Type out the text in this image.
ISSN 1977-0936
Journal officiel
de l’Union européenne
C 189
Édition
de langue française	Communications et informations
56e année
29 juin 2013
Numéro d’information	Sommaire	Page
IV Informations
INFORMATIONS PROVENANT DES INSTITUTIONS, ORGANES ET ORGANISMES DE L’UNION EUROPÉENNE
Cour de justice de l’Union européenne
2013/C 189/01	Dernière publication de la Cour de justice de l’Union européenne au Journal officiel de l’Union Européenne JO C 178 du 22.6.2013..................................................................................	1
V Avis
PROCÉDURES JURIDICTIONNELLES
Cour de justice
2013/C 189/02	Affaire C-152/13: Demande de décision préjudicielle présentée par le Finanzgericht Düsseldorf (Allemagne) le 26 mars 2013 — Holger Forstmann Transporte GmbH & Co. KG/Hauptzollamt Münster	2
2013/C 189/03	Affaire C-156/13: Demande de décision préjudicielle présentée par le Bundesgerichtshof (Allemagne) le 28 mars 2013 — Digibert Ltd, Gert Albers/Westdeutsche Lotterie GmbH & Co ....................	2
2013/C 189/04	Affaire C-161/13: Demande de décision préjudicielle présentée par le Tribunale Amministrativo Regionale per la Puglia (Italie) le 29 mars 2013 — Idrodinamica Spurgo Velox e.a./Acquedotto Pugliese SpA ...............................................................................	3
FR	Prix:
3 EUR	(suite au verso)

WHAT THE EXERCISE ASKS:
Print the listing above in its entirety, with every line exact.

ANSWER TO THE TASK:
Type out the text in this image.
ISSN 1977-0936
Journal officiel
de l’Union européenne
C 189
Édition
de langue française	Communications et informations
56e année
29 juin 2013
Numéro d’information	Sommaire	Page
IV Informations
INFORMATIONS PROVENANT DES INSTITUTIONS, ORGANES ET ORGANISMES DE L’UNION EUROPÉENNE
Cour de justice de l’Union européenne
2013/C 189/01	Dernière publication de la Cour de justice de l’Union européenne au Journal officiel de l’Union Européenne JO C 178 du 22.6.2013..................................................................................	1
V Avis
PROCÉDURES JURIDICTIONNELLES
Cour de justice
2013/C 189/02	Affaire C-152/13: Demande de décision préjudicielle présentée par le Finanzgericht Düsseldorf (Allemagne) le 26 mars 2013 — Holger Forstmann Transporte GmbH & Co. KG/Hauptzollamt Münster	2
2013/C 189/03	Affaire C-156/13: Demande de décision préjudicielle présentée par le Bundesgerichtshof (Allemagne) le 28 mars 2013 — Digibert Ltd, Gert Albers/Westdeutsche Lotterie GmbH & Co ....................	2
2013/C 189/04	Affaire C-161/13: Demande de décision préjudicielle présentée par le Tribunale Amministrativo Regionale per la Puglia (Italie) le 29 mars 2013 — Idrodinamica Spurgo Velox e.a./Acquedotto Pugliese SpA ...............................................................................	3
FR	Prix:
3 EUR	(suite au verso)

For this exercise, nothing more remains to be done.